Entries from a dataset
════

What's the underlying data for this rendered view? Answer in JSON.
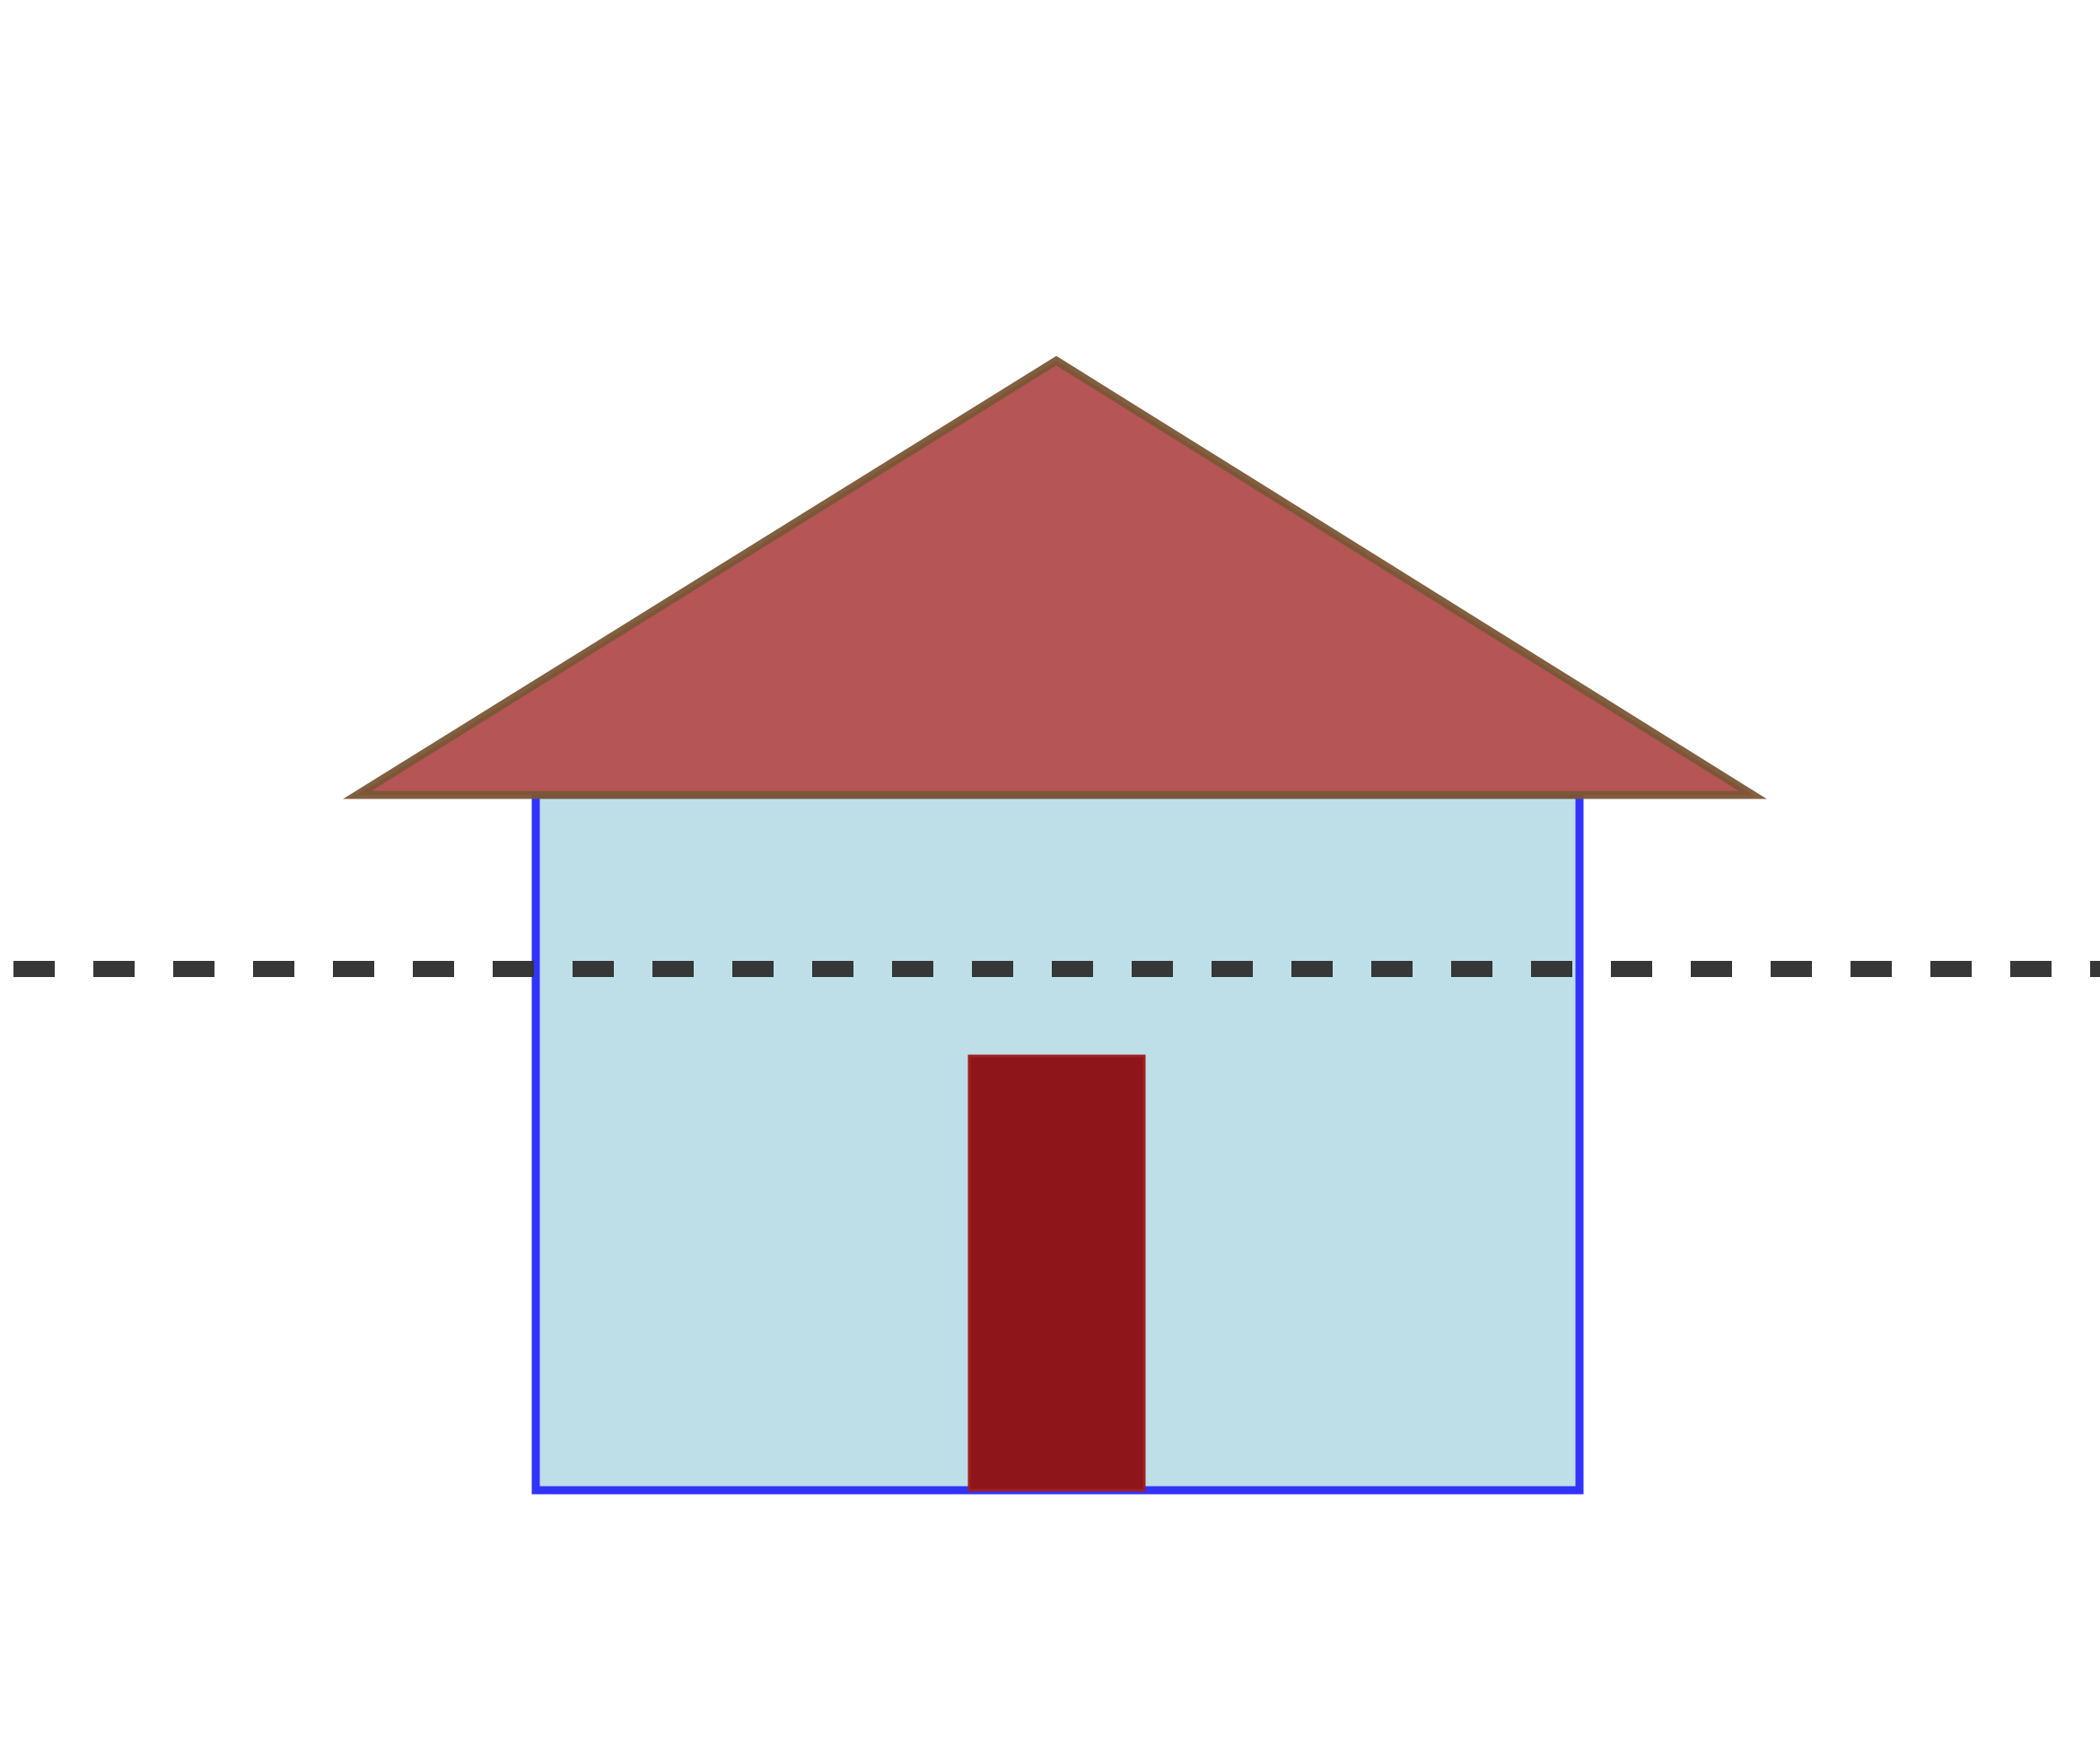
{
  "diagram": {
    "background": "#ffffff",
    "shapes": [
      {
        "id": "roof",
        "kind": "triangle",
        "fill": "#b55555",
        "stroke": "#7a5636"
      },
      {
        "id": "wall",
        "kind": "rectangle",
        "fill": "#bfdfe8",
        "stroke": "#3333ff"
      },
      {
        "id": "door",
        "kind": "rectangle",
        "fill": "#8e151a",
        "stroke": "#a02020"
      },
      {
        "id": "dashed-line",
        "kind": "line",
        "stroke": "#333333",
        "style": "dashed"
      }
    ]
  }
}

════

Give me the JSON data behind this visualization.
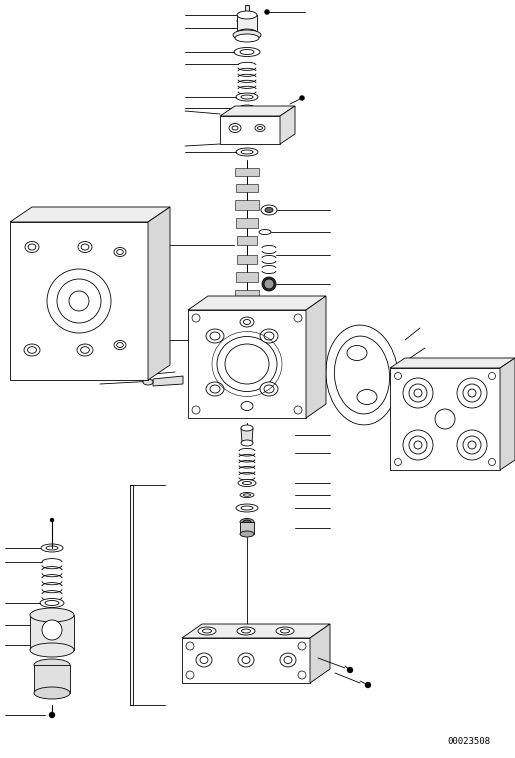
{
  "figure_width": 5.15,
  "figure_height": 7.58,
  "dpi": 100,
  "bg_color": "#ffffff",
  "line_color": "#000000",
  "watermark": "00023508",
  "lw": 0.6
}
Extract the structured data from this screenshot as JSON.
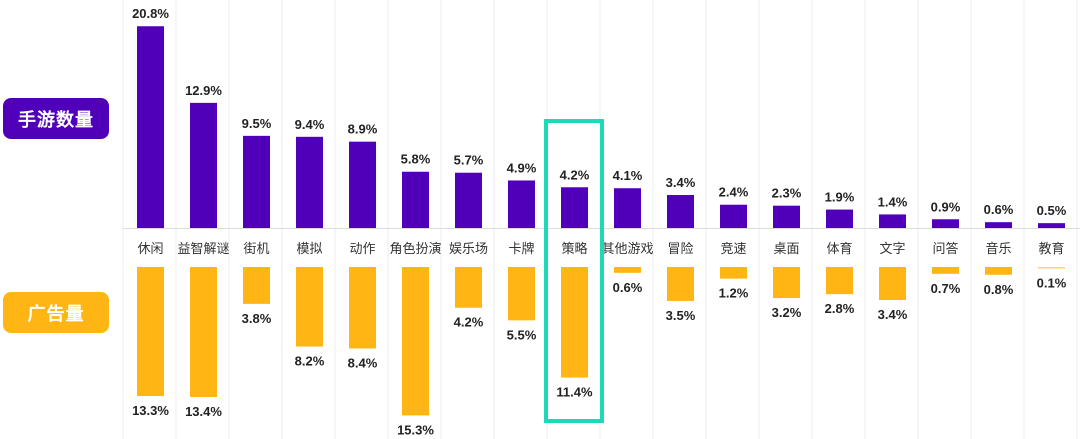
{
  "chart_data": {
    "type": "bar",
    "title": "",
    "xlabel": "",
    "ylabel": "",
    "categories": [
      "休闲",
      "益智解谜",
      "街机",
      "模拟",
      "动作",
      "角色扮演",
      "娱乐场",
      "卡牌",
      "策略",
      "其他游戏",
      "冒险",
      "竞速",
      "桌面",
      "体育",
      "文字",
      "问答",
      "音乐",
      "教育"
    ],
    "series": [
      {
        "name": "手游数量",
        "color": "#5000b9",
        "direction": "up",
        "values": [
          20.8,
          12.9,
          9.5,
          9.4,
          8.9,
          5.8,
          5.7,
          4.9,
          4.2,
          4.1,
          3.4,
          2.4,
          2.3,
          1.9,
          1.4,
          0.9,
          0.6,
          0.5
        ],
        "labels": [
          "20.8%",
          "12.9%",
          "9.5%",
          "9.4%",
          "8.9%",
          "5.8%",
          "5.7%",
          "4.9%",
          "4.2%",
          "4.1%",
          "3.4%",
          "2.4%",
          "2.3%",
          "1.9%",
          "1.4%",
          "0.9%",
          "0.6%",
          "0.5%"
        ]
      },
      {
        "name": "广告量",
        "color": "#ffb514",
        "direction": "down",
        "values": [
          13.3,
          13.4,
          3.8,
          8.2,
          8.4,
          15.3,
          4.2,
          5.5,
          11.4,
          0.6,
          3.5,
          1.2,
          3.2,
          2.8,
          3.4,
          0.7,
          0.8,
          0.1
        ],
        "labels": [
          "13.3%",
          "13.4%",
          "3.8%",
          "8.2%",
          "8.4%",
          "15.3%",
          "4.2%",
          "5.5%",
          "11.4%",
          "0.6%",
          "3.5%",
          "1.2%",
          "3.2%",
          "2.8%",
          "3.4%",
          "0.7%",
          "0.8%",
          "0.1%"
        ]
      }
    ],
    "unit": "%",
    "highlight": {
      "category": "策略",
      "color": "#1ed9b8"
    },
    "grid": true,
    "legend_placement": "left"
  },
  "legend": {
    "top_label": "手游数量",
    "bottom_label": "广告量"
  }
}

════

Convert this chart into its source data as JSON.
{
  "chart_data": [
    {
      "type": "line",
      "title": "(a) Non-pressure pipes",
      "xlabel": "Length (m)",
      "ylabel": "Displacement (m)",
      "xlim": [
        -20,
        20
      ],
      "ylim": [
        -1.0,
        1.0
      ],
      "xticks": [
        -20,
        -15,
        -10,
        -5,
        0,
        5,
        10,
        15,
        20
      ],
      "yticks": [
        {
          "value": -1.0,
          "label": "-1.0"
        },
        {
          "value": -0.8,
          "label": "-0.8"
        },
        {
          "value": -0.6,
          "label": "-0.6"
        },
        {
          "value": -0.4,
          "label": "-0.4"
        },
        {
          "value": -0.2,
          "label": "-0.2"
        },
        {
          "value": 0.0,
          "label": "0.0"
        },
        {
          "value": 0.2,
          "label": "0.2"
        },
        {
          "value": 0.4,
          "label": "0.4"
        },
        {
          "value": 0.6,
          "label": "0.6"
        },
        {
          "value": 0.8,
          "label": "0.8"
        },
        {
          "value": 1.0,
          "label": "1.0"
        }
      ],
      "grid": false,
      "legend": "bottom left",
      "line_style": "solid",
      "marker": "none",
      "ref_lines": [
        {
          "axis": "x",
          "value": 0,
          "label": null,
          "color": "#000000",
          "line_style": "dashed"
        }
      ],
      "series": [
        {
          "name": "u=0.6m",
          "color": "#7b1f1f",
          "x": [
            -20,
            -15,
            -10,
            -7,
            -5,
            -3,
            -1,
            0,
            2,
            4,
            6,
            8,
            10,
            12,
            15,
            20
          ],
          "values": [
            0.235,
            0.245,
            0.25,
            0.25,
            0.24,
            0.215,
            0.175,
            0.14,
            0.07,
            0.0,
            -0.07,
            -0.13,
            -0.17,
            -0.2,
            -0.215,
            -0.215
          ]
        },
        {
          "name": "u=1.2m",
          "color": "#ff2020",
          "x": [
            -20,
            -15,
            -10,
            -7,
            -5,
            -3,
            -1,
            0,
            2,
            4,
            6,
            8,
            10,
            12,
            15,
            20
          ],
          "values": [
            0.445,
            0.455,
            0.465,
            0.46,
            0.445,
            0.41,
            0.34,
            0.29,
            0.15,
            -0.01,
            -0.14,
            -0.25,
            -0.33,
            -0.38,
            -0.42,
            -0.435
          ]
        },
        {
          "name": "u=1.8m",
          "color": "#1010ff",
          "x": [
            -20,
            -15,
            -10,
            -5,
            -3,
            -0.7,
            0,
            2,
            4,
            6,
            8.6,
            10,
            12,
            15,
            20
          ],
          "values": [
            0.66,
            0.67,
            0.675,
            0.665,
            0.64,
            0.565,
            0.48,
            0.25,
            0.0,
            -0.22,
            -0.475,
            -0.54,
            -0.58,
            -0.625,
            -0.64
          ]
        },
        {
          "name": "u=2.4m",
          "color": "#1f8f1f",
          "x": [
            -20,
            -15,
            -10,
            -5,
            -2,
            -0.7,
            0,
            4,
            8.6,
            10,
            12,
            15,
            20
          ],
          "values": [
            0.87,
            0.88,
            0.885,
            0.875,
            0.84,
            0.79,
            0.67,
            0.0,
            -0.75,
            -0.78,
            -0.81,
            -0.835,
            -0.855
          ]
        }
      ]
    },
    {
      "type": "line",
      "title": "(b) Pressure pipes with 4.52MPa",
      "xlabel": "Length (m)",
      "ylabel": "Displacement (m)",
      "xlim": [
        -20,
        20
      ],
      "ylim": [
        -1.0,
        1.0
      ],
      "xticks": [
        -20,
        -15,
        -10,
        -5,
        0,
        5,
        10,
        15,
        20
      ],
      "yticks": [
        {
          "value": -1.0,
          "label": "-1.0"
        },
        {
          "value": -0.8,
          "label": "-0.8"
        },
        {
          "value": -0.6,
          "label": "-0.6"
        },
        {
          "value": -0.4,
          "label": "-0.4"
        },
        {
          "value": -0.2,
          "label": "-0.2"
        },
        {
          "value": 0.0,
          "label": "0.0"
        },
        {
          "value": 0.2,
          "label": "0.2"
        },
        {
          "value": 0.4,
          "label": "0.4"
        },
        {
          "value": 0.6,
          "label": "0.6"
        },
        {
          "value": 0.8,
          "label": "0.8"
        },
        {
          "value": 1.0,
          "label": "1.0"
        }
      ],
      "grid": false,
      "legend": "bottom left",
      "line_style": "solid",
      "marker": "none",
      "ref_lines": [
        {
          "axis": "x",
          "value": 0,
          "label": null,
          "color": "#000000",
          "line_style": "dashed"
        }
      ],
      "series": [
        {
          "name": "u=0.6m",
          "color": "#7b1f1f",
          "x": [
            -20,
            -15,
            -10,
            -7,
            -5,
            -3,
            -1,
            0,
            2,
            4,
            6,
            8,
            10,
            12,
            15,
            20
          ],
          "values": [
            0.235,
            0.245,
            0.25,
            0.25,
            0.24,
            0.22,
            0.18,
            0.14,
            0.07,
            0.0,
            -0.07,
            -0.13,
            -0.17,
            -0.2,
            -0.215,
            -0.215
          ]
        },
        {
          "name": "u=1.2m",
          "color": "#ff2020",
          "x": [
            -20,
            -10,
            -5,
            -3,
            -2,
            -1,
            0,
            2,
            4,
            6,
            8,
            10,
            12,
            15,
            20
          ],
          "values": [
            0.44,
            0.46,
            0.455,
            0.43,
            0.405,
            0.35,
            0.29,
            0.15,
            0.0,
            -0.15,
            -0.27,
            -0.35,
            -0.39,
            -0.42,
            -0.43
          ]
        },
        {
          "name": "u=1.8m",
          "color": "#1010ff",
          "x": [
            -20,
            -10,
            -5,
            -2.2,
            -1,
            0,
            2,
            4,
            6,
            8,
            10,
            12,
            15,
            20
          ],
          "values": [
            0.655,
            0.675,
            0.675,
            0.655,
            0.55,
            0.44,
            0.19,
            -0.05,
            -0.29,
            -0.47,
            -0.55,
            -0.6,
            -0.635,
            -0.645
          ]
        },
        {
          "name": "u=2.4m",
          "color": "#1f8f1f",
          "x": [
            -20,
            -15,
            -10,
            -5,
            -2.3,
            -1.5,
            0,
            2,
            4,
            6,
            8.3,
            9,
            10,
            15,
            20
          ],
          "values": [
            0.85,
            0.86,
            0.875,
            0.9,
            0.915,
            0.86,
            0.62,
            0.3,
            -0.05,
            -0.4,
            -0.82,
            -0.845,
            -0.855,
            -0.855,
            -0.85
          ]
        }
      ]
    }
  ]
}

════

▸ Requirement: Work out how many lines of the listing above include "title". Answer with the number and nothing more.

▸ Answer below: 3